EXTRACT TO READ

==================================================

Sunday, September 6, 2015

The Surface of Last Screaming // Dying Star Screams As It Falls Into Black Hole






The Surface of Last Screaming
"Consider an infinite field full of people screaming. The circles are their heads. You are screaming too. (Your head is the black dot.) Now suppose everyone stops screaming at the same time. What will you hear? Sound travels at 330 m/s. One second after everyone stops screaming you will be able to hear the screams from a `surface of last screaming' 330 meters away from you in all directions. After 3 seconds the faint screaming will be coming from 1 km away...etc. No matter how long you wait, faint screaming will always be coming from the surface of last screaming - a surface that is receding from you at the speed of sound (`vsound'). The same can be said of any observer - each is the center of a surface of last screaming. In particular, observers on your surface of last screaming are currently hearing you scream since you are on their surface of last screaming. The screams from the people closer to you than the surface of last screaming have passed you by - you hear nothing from them (gray heads). When we observe the CMB [Cosmic Microwave Background] in every direction we are seeing photons from the surface of last scattering. We are seeing back to a time soon after the big bang when the entire universe was opaque (screaming)."



Dying Star Screams As It Falls Into Black Hole




"As a doomed star spirals closer and closer to a black hole that's about to gobble it up, it lets out periodic bursts of light that scientists liken to dying screams, scientists say.
The star is falling into a gigantic black hole in the center of a distant galaxy that lies 3.9 billion light-years away in the direction of the constellation Draco. As the remains of the star get pulled in, it releases blips of light about every 200 seconds, with occasional lags.

==================================================

RECORD EXTRACTS
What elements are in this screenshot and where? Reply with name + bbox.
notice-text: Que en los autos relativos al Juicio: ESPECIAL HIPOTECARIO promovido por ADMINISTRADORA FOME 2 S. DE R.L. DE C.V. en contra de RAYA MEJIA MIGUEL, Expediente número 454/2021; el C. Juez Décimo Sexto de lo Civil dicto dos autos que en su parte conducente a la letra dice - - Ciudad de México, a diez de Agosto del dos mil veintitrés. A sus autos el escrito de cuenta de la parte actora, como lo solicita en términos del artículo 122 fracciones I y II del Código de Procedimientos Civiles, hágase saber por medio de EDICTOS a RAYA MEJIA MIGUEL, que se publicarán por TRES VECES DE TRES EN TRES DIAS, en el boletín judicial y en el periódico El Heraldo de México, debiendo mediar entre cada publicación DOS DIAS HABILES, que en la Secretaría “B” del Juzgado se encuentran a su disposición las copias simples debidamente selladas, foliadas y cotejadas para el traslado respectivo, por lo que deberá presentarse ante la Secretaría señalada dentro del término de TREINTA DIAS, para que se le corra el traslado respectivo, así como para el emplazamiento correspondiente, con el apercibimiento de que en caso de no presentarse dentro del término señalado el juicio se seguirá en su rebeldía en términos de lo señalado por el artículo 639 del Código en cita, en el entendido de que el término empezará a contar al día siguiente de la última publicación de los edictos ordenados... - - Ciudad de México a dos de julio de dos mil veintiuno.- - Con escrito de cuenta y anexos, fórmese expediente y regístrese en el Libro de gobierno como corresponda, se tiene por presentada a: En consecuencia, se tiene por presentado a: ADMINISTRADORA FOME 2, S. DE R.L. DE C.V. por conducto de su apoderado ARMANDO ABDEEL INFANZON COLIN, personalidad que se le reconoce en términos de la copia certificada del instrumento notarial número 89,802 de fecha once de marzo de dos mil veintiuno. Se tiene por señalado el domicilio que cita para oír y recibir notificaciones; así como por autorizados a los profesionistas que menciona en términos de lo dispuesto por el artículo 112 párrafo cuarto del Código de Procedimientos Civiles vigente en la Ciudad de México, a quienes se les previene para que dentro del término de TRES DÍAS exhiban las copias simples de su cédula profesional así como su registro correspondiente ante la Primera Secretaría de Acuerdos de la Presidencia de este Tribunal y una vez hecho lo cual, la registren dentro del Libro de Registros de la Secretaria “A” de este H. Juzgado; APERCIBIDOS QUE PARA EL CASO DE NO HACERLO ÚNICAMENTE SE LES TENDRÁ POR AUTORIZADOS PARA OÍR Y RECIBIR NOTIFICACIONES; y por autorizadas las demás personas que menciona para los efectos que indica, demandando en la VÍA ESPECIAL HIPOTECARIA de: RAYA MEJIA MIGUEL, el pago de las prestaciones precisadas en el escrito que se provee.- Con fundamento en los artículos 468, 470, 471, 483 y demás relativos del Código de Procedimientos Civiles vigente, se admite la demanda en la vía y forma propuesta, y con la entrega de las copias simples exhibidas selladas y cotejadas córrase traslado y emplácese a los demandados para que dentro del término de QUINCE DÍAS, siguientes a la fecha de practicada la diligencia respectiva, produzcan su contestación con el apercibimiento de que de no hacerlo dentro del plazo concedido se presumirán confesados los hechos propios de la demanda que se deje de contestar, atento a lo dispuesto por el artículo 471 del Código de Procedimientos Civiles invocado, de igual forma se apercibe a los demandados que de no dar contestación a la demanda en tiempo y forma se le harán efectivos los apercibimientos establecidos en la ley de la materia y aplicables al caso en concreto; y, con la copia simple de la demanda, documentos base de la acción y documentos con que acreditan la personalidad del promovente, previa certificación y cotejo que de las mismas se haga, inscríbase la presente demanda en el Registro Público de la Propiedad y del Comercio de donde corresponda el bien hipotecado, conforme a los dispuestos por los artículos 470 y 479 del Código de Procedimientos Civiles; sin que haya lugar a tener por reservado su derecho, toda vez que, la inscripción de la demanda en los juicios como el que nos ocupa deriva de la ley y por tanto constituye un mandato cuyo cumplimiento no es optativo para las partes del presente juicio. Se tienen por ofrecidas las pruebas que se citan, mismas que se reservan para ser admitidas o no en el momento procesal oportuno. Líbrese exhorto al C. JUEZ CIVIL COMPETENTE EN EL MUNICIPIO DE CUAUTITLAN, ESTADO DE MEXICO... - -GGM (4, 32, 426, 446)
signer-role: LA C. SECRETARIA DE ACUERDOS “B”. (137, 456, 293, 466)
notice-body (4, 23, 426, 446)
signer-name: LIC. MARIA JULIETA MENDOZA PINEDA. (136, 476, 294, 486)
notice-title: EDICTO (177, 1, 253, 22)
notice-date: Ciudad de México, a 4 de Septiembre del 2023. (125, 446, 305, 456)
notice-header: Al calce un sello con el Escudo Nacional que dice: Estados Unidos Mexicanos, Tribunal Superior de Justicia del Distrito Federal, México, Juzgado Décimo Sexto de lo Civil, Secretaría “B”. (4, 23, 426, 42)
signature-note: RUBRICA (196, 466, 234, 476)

==================================================

TASKS TO PERFORM
1. Write out the stretch of the astronomy post from "The star is" through "with occasional lags.", word for word.
2. Continue the astronomy post after its final sentence.

ANSWERS BY TASK
1.
The star is falling into a gigantic black hole in the center of a distant galaxy that lies 3.9 billion light-years away in the direction of the constellation Draco. As the remains of the star get pulled in, it releases blips of light about every 200 seconds, with occasional lags.

2.
"You can think of it as hearing the star scream as it gets devoured, if you like," Jon Miller, a University of Michigan astronomer, said in a statement. Miller was part of a team that detected the light blips using two orbiting X-ray telescopes: NASA and Japan's Suzaku, and Europe's XMM-Newton..... "In order for the black hole to feed from a star that its gravity has broken apart, the remains of the star must form an accretion disk surrounding the black hole," said the study's leader, University of Michigan astronomer Rubens Reis. "The disk gets heated up and we can see emissions from the disk very close to the black hole in X-rays. As this matter is falling in, it gives a quasiperiodic wobble and that's the signal we detected.
Though the dying star's signal comes to us in the form of light, the researchers liken it to sound because it comes at a characteristic frequency that, if converted to sound, would make an ultra-low D-sharp.
Never before have such screams been heard from a star falling prey to a black hole so distant, or one that had been thought to be dormant, like this one."

I shall sit on the ground and scream

"Lucile: Everything's astir: clocks tick, bells ring, folk pass, water flows, everything continues just as before, for ever and for ever.
--But no! It mustn't happen, no! I shall sit on the ground and scream, so everything stops, shocked into stillness, not a flicker of movement. [She sits down, covers her eyes, and screams. After a pause, she stands up] It makes no difference. Things are just as they were. The houses, the street. The wind blows, the clouds drift. -- Perhaps we just have to bear it" 

- Georg Büchner, Danton's Death [Dantons Tod]


“Sounds rush forward.../ Cold light reigns everywhere/Everything Stops”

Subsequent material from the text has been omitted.